- Stated goal: Extract every line from the records below that contains the word "frac".

- Exercise data:
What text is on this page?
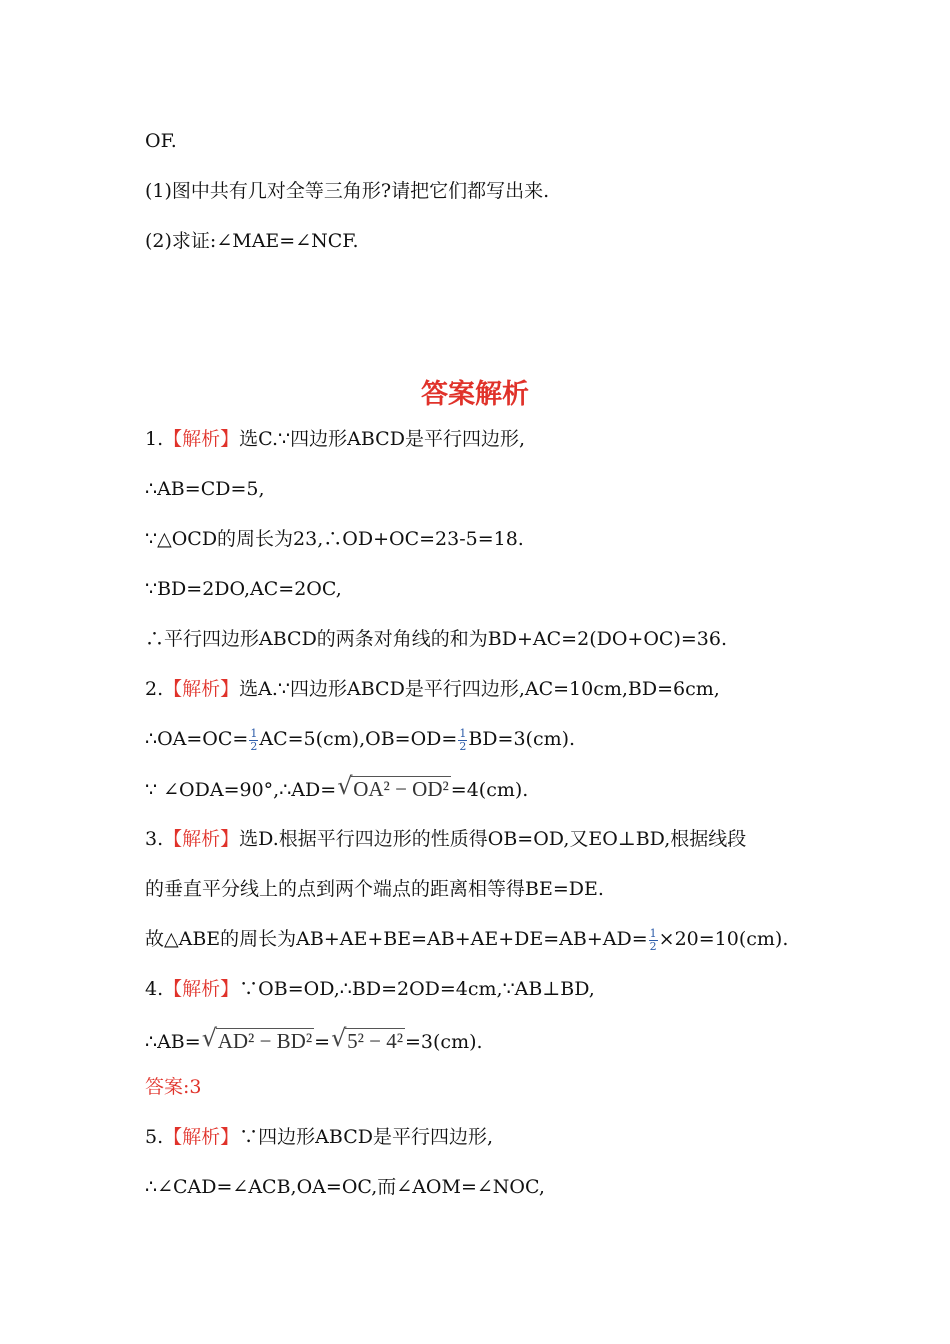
OF.
(1)图中共有几对全等三角形?请把它们都写出来.
(2)求证:∠MAE=∠NCF.
答案解析
1.【解析】选C.∵四边形ABCD是平行四边形,
∴AB=CD=5,
∵△OCD的周长为23,∴OD+OC=23-5=18.
∵BD=2DO,AC=2OC,
∴平行四边形ABCD的两条对角线的和为BD+AC=2(DO+OC)=36.
2.【解析】选A.∵四边形ABCD是平行四边形,AC=10cm,BD=6cm,
∴OA=OC= $\frac{1}{2} AC=5(cm),OB=OD= \frac{1}{2} BD=3(cm)$.
∵ ∠ODA=90°,∴AD= √ OA² − OD² =4(cm).
3.【解析】选D.根据平行四边形的性质得OB=OD,又EO⊥BD,根据线段
的垂直平分线上的点到两个端点的距离相等得BE=DE.
故△ABE的周长为$AB+AE+BE=AB+AE+DE=AB+AD= \frac{1}{2} \times 20=10(cm)$.
4.【解析】∵OB=OD,∴BD=2OD=4cm,∵AB⊥BD,
∴AB= √ AD² − BD² = √ 5² − 4² =3(cm).
答案:3
5.【解析】∵四边形ABCD是平行四边形,
∴∠CAD=∠ACB,OA=OC,而∠AOM=∠NOC,
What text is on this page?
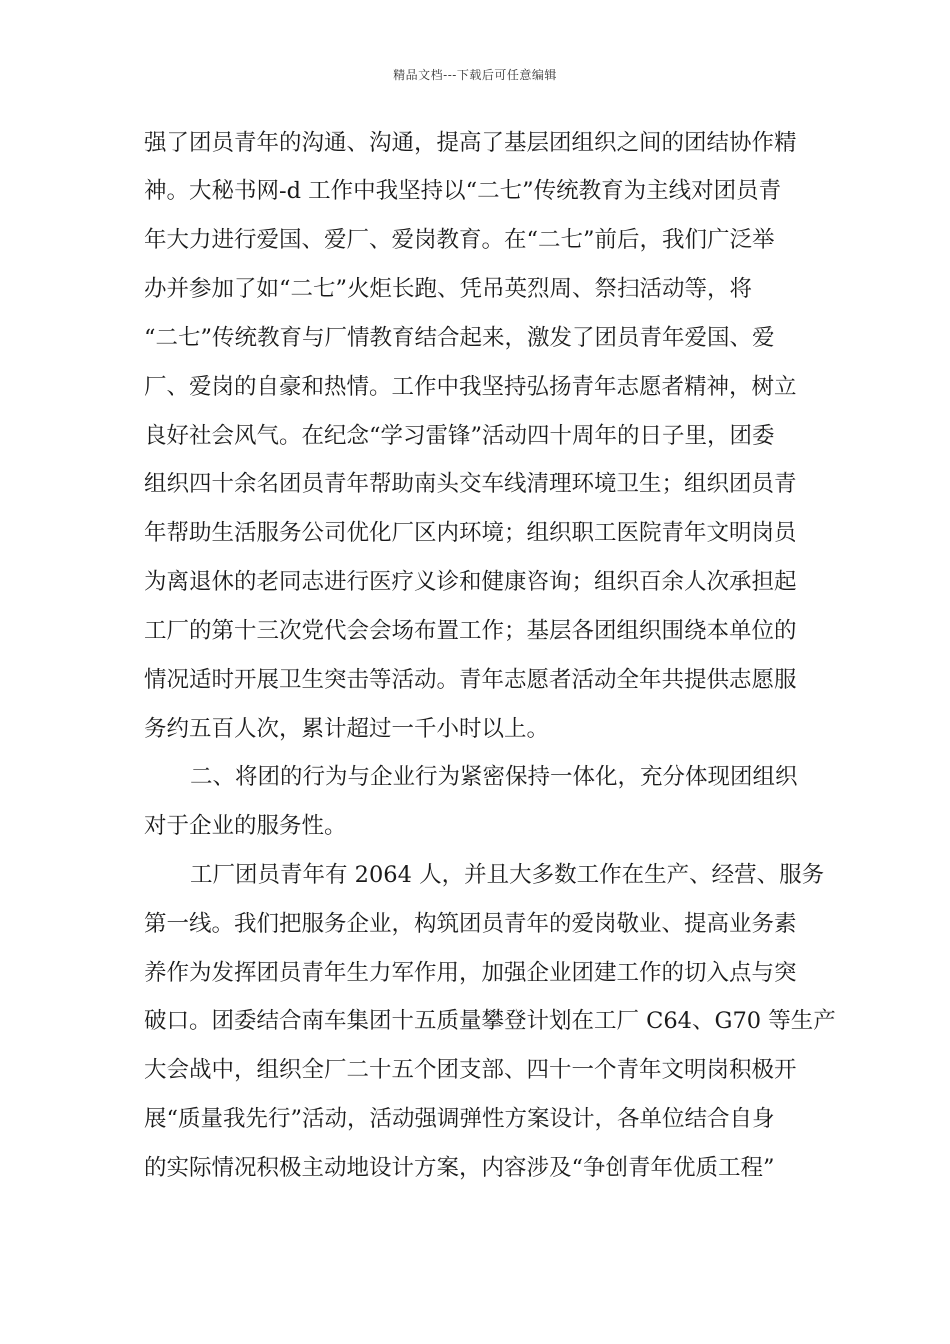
精品文档---下载后可任意编辑
强了团员青年的沟通、沟通，提高了基层团组织之间的团结协作精
神。大秘书网-d 工作中我坚持以“二七”传统教育为主线对团员青
年大力进行爱国、爱厂、爱岗教育。在“二七”前后，我们广泛举
办并参加了如“二七”火炬长跑、凭吊英烈周、祭扫活动等，将
“二七”传统教育与厂情教育结合起来，激发了团员青年爱国、爱
厂、爱岗的自豪和热情。工作中我坚持弘扬青年志愿者精神，树立
良好社会风气。在纪念“学习雷锋”活动四十周年的日子里，团委
组织四十余名团员青年帮助南头交车线清理环境卫生；组织团员青
年帮助生活服务公司优化厂区内环境；组织职工医院青年文明岗员
为离退休的老同志进行医疗义诊和健康咨询；组织百余人次承担起
工厂的第十三次党代会会场布置工作；基层各团组织围绕本单位的
情况适时开展卫生突击等活动。青年志愿者活动全年共提供志愿服
务约五百人次，累计超过一千小时以上。
二、将团的行为与企业行为紧密保持一体化，充分体现团组织
对于企业的服务性。
工厂团员青年有 2064 人，并且大多数工作在生产、经营、服务
第一线。我们把服务企业，构筑团员青年的爱岗敬业、提高业务素
养作为发挥团员青年生力军作用，加强企业团建工作的切入点与突
破口。团委结合南车集团十五质量攀登计划在工厂 C64、G70 等生产
大会战中，组织全厂二十五个团支部、四十一个青年文明岗积极开
展“质量我先行”活动，活动强调弹性方案设计，各单位结合自身
的实际情况积极主动地设计方案，内容涉及“争创青年优质工程”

- Full answer:
∴OA=OC= $\frac{1}{2} AC=5(cm),OB=OD= \frac{1}{2} BD=3(cm)$.
故△ABE的周长为$AB+AE+BE=AB+AE+DE=AB+AD= \frac{1}{2} \times 20=10(cm)$.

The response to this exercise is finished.